§ **Required work**: What is the number of lines in the data holding the word "iterations"? Give that number by itself.

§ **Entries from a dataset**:

● ● ●

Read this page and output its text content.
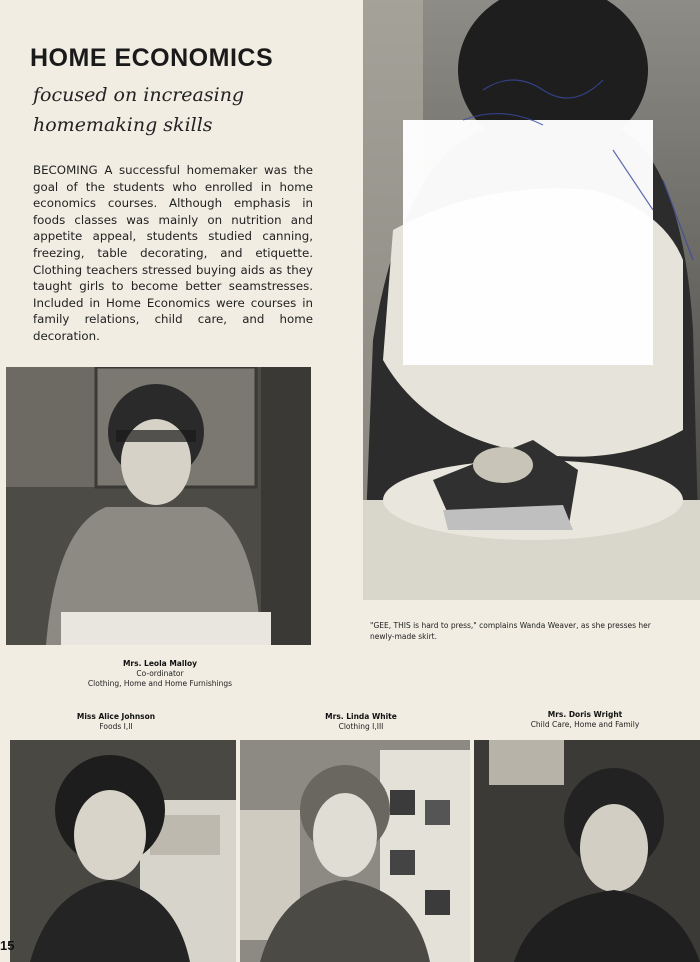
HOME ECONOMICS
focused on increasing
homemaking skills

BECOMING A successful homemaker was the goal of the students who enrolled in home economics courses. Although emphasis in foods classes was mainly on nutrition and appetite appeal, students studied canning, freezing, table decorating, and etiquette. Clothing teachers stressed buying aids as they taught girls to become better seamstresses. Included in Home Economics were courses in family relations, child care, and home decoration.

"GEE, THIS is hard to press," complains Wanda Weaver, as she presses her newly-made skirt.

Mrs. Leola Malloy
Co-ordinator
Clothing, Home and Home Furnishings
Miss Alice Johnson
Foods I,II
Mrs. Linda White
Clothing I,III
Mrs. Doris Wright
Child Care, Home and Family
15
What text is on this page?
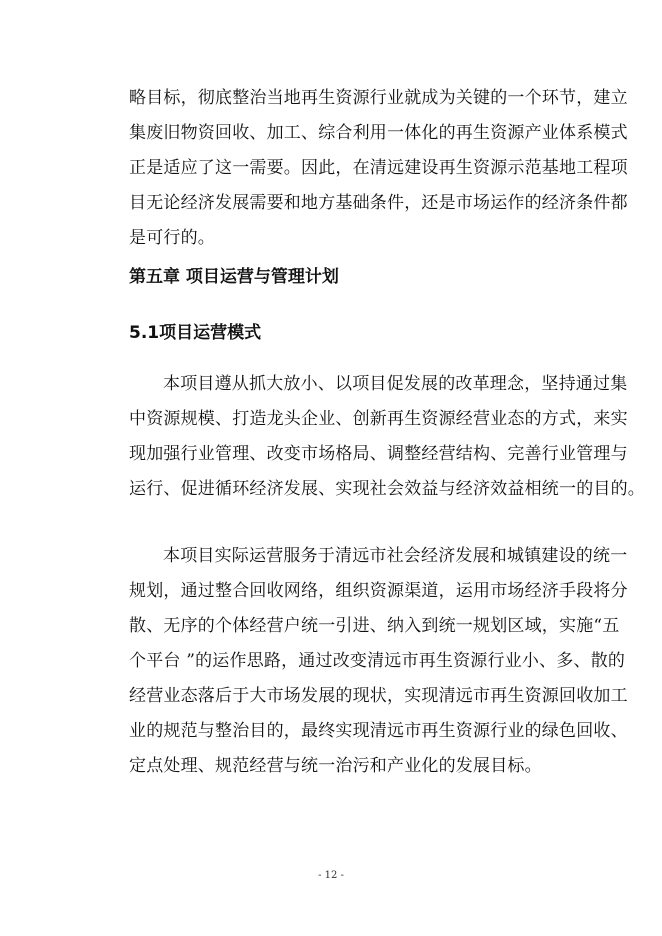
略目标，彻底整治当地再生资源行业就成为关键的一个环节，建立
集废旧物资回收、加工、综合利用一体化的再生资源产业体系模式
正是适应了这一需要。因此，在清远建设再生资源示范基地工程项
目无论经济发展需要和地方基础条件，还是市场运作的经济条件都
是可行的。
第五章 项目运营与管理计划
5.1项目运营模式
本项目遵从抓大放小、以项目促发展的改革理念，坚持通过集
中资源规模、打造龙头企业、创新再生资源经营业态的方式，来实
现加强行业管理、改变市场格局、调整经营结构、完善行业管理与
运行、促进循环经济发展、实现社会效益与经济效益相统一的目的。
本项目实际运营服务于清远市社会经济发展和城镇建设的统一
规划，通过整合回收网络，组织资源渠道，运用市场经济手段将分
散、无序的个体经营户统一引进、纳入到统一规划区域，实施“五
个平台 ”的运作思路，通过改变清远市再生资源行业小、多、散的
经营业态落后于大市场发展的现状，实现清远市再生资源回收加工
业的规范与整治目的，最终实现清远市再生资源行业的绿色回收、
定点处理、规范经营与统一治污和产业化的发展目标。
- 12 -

● ● ●

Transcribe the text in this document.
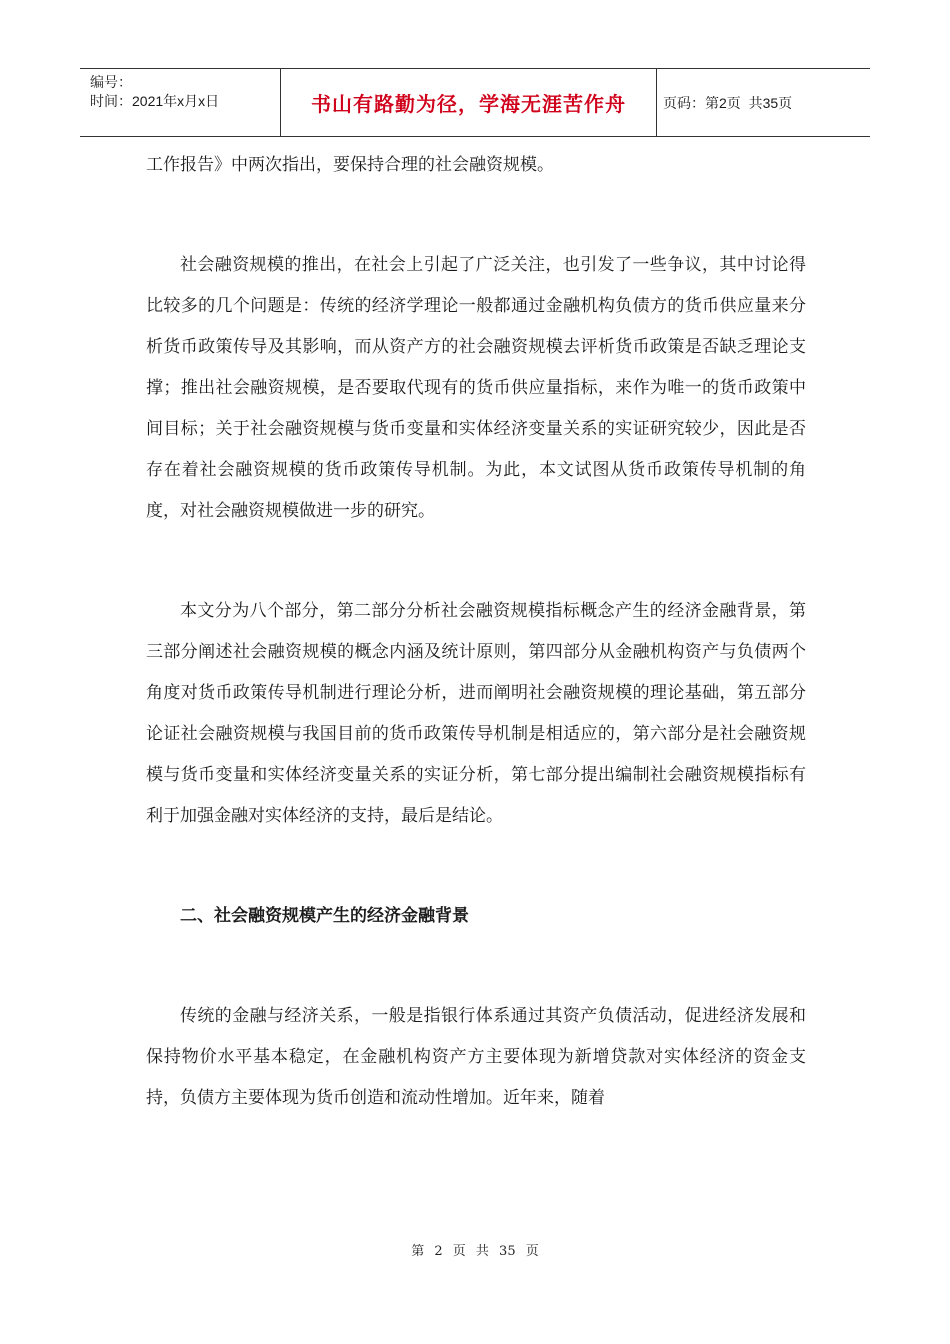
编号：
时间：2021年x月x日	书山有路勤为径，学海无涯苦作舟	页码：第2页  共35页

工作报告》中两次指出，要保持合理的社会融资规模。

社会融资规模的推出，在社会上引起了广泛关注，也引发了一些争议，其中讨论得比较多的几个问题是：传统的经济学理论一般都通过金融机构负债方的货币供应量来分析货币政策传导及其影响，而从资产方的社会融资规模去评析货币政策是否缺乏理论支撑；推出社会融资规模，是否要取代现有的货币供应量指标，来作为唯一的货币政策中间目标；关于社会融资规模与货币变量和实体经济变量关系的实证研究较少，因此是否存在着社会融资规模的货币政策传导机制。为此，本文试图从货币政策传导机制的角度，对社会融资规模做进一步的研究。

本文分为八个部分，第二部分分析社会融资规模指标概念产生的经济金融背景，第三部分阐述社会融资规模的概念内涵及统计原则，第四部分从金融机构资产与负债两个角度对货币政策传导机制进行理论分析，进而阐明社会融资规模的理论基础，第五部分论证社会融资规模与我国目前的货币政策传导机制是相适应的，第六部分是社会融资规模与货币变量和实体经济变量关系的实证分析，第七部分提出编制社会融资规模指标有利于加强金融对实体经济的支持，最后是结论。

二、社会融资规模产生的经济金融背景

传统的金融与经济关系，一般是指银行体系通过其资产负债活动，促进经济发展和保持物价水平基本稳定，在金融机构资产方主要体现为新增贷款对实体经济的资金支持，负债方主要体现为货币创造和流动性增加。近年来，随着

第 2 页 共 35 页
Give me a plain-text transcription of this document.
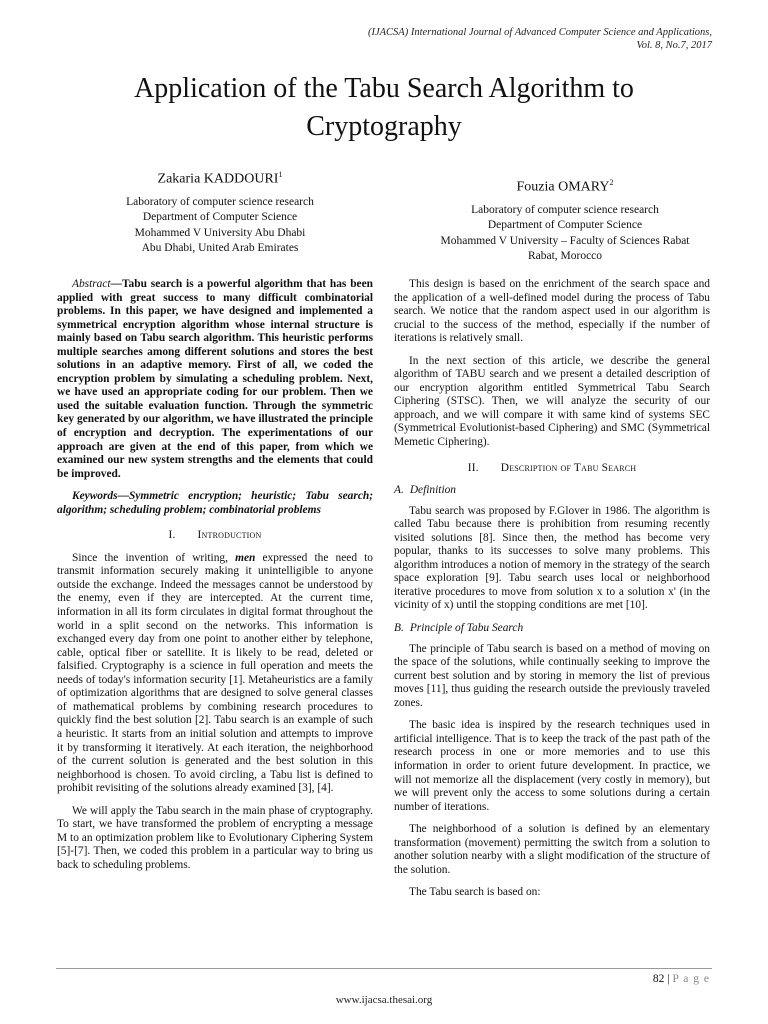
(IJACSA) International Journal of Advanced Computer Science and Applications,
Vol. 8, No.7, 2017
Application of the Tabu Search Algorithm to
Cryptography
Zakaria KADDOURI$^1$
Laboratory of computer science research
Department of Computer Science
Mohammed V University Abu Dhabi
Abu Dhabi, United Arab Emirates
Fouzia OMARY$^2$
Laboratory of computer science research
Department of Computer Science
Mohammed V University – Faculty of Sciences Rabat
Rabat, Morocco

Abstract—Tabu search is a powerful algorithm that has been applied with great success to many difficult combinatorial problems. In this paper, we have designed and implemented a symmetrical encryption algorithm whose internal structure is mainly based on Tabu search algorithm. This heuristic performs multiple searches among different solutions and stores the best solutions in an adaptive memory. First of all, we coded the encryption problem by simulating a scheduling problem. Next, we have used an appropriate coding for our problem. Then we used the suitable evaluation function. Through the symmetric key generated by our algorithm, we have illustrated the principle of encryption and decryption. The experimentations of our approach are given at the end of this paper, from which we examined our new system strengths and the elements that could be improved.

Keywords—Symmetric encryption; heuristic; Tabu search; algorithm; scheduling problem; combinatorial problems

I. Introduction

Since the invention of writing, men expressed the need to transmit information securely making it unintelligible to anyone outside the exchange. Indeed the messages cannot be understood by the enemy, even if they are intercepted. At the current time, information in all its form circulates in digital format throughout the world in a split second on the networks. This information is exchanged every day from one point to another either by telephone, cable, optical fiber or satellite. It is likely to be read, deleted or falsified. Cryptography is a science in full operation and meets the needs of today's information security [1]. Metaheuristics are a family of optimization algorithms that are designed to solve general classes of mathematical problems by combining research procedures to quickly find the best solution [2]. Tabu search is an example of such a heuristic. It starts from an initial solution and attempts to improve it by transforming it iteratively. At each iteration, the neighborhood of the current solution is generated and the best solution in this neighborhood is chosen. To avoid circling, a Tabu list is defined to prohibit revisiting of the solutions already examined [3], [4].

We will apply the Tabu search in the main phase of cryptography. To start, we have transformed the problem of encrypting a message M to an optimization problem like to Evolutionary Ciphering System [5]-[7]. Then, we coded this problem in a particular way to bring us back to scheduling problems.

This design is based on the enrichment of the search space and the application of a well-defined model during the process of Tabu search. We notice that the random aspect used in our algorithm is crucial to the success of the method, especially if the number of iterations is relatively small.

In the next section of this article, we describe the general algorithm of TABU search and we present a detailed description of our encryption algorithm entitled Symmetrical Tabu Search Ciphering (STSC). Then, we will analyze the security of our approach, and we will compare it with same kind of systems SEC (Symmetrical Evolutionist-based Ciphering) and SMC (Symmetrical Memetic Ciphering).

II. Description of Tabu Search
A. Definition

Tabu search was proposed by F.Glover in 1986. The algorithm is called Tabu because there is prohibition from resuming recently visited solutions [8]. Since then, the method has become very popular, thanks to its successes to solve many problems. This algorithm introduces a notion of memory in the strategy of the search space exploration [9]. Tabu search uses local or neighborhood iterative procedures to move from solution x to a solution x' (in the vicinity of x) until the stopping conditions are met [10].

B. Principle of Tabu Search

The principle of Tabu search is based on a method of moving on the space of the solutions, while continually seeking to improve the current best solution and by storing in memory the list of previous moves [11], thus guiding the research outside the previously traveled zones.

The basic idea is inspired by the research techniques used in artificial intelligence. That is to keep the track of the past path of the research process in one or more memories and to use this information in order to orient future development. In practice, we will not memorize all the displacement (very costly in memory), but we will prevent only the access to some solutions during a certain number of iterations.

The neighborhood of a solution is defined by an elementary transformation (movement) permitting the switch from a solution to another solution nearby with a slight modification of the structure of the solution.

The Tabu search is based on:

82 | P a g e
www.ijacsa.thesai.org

● ● ●

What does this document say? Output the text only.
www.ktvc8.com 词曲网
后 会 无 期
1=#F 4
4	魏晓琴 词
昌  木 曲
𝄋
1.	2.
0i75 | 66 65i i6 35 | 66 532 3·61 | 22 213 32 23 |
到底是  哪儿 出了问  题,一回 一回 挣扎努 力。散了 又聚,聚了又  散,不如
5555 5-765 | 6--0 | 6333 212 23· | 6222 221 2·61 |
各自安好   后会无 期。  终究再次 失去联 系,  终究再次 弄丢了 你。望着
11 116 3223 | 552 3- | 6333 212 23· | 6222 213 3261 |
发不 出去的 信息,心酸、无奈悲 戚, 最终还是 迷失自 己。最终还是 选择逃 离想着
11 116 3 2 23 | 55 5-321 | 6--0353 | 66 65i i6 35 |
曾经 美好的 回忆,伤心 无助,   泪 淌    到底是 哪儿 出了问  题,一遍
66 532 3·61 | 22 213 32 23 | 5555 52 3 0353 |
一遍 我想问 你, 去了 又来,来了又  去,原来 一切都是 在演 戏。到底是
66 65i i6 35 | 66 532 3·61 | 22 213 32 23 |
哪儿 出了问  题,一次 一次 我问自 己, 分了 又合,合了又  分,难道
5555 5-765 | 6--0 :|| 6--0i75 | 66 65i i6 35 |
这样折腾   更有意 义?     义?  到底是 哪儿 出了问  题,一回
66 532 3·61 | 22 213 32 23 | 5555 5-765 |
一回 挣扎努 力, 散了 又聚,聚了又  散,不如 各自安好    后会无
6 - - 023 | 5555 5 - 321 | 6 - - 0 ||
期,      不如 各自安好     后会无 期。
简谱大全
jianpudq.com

● ● ●

§ **Response**: 2